§ **Exercise task**
Repeat all of the material below exactly as written, images excluded.

start Input material

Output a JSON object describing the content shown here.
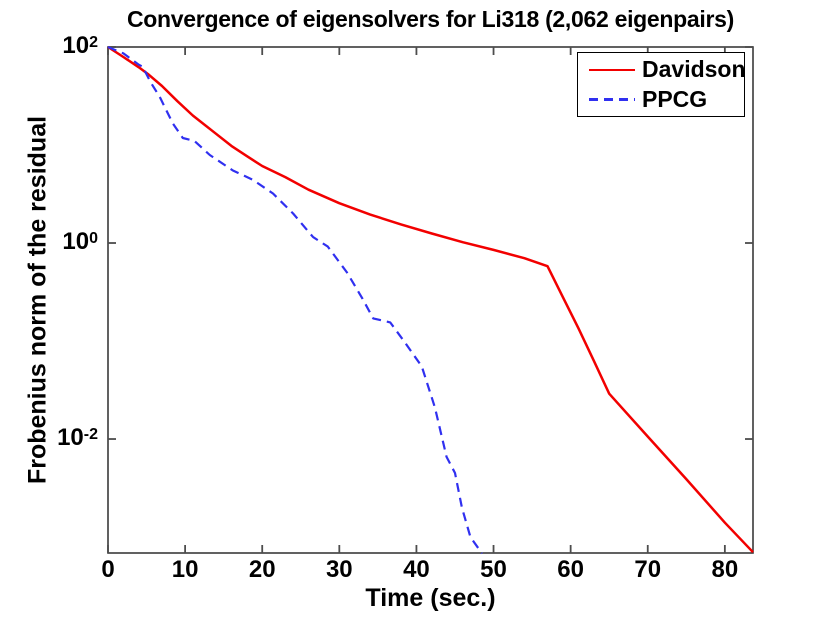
{
  "figure": {
    "background": "#ffffff",
    "text_color": "#000000",
    "axis_color": "#3a3a3a",
    "tick_color": "#4d4d4d"
  },
  "chart_data": {
    "type": "line",
    "title": "Convergence of eigensolvers for Li318 (2,062 eigenpairs)",
    "xlabel": "Time (sec.)",
    "ylabel": "Frobenius norm of the residual",
    "xlim": [
      0,
      83.65
    ],
    "yscale": "log",
    "ylim": [
      0.00069,
      100
    ],
    "ylim_exponents": [
      -3.163,
      2
    ],
    "x_ticks": [
      0,
      10,
      20,
      30,
      40,
      50,
      60,
      70,
      80
    ],
    "y_tick_exponents": [
      2,
      0,
      -2
    ],
    "grid": false,
    "legend": {
      "position": "top-right",
      "entries": [
        {
          "label": "Davidson",
          "color": "#f20000",
          "style": "solid"
        },
        {
          "label": "PPCG",
          "color": "#3030f0",
          "style": "dashed"
        }
      ]
    },
    "series": [
      {
        "name": "Davidson",
        "color": "#f20000",
        "style": "solid",
        "width": 2.5,
        "points": [
          [
            0,
            100
          ],
          [
            2,
            79
          ],
          [
            4,
            62
          ],
          [
            5.3,
            52
          ],
          [
            7,
            40
          ],
          [
            9,
            28
          ],
          [
            11,
            20
          ],
          [
            13.5,
            14
          ],
          [
            16,
            9.8
          ],
          [
            18,
            7.7
          ],
          [
            20,
            6.1
          ],
          [
            23,
            4.7
          ],
          [
            26,
            3.5
          ],
          [
            30,
            2.55
          ],
          [
            34,
            1.95
          ],
          [
            38,
            1.55
          ],
          [
            42,
            1.25
          ],
          [
            46,
            1.02
          ],
          [
            50,
            0.85
          ],
          [
            54,
            0.7
          ],
          [
            57,
            0.58
          ],
          [
            59,
            0.28
          ],
          [
            61,
            0.135
          ],
          [
            63,
            0.063
          ],
          [
            65,
            0.029
          ],
          [
            70,
            0.0106
          ],
          [
            75,
            0.0039
          ],
          [
            80,
            0.0014
          ],
          [
            83.65,
            0.0007
          ]
        ]
      },
      {
        "name": "PPCG",
        "color": "#3030f0",
        "style": "dashed",
        "width": 2.2,
        "points": [
          [
            0,
            100
          ],
          [
            2,
            86
          ],
          [
            4,
            66
          ],
          [
            4.5,
            63
          ],
          [
            5.5,
            44
          ],
          [
            6.7,
            31
          ],
          [
            8.4,
            16.6
          ],
          [
            9.7,
            11.8
          ],
          [
            11.2,
            11.0
          ],
          [
            13.2,
            7.9
          ],
          [
            16.2,
            5.5
          ],
          [
            18.8,
            4.4
          ],
          [
            21.4,
            3.2
          ],
          [
            24,
            2.0
          ],
          [
            26.6,
            1.15
          ],
          [
            28.5,
            0.92
          ],
          [
            31,
            0.5
          ],
          [
            33,
            0.27
          ],
          [
            34.4,
            0.17
          ],
          [
            36.6,
            0.155
          ],
          [
            38.3,
            0.102
          ],
          [
            40.7,
            0.055
          ],
          [
            42.4,
            0.021
          ],
          [
            43.9,
            0.0066
          ],
          [
            45,
            0.0045
          ],
          [
            45.9,
            0.002
          ],
          [
            47,
            0.001
          ],
          [
            48.5,
            0.00068
          ]
        ]
      }
    ]
  }
}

end Input material

§ **Correct response**
Output a JSON object describing the content shown here.
{
  "figure": {
    "background": "#ffffff",
    "text_color": "#000000",
    "axis_color": "#3a3a3a",
    "tick_color": "#4d4d4d"
  },
  "chart_data": {
    "type": "line",
    "title": "Convergence of eigensolvers for Li318 (2,062 eigenpairs)",
    "xlabel": "Time (sec.)",
    "ylabel": "Frobenius norm of the residual",
    "xlim": [
      0,
      83.65
    ],
    "yscale": "log",
    "ylim": [
      0.00069,
      100
    ],
    "ylim_exponents": [
      -3.163,
      2
    ],
    "x_ticks": [
      0,
      10,
      20,
      30,
      40,
      50,
      60,
      70,
      80
    ],
    "y_tick_exponents": [
      2,
      0,
      -2
    ],
    "grid": false,
    "legend": {
      "position": "top-right",
      "entries": [
        {
          "label": "Davidson",
          "color": "#f20000",
          "style": "solid"
        },
        {
          "label": "PPCG",
          "color": "#3030f0",
          "style": "dashed"
        }
      ]
    },
    "series": [
      {
        "name": "Davidson",
        "color": "#f20000",
        "style": "solid",
        "width": 2.5,
        "points": [
          [
            0,
            100
          ],
          [
            2,
            79
          ],
          [
            4,
            62
          ],
          [
            5.3,
            52
          ],
          [
            7,
            40
          ],
          [
            9,
            28
          ],
          [
            11,
            20
          ],
          [
            13.5,
            14
          ],
          [
            16,
            9.8
          ],
          [
            18,
            7.7
          ],
          [
            20,
            6.1
          ],
          [
            23,
            4.7
          ],
          [
            26,
            3.5
          ],
          [
            30,
            2.55
          ],
          [
            34,
            1.95
          ],
          [
            38,
            1.55
          ],
          [
            42,
            1.25
          ],
          [
            46,
            1.02
          ],
          [
            50,
            0.85
          ],
          [
            54,
            0.7
          ],
          [
            57,
            0.58
          ],
          [
            59,
            0.28
          ],
          [
            61,
            0.135
          ],
          [
            63,
            0.063
          ],
          [
            65,
            0.029
          ],
          [
            70,
            0.0106
          ],
          [
            75,
            0.0039
          ],
          [
            80,
            0.0014
          ],
          [
            83.65,
            0.0007
          ]
        ]
      },
      {
        "name": "PPCG",
        "color": "#3030f0",
        "style": "dashed",
        "width": 2.2,
        "points": [
          [
            0,
            100
          ],
          [
            2,
            86
          ],
          [
            4,
            66
          ],
          [
            4.5,
            63
          ],
          [
            5.5,
            44
          ],
          [
            6.7,
            31
          ],
          [
            8.4,
            16.6
          ],
          [
            9.7,
            11.8
          ],
          [
            11.2,
            11.0
          ],
          [
            13.2,
            7.9
          ],
          [
            16.2,
            5.5
          ],
          [
            18.8,
            4.4
          ],
          [
            21.4,
            3.2
          ],
          [
            24,
            2.0
          ],
          [
            26.6,
            1.15
          ],
          [
            28.5,
            0.92
          ],
          [
            31,
            0.5
          ],
          [
            33,
            0.27
          ],
          [
            34.4,
            0.17
          ],
          [
            36.6,
            0.155
          ],
          [
            38.3,
            0.102
          ],
          [
            40.7,
            0.055
          ],
          [
            42.4,
            0.021
          ],
          [
            43.9,
            0.0066
          ],
          [
            45,
            0.0045
          ],
          [
            45.9,
            0.002
          ],
          [
            47,
            0.001
          ],
          [
            48.5,
            0.00068
          ]
        ]
      }
    ]
  }
}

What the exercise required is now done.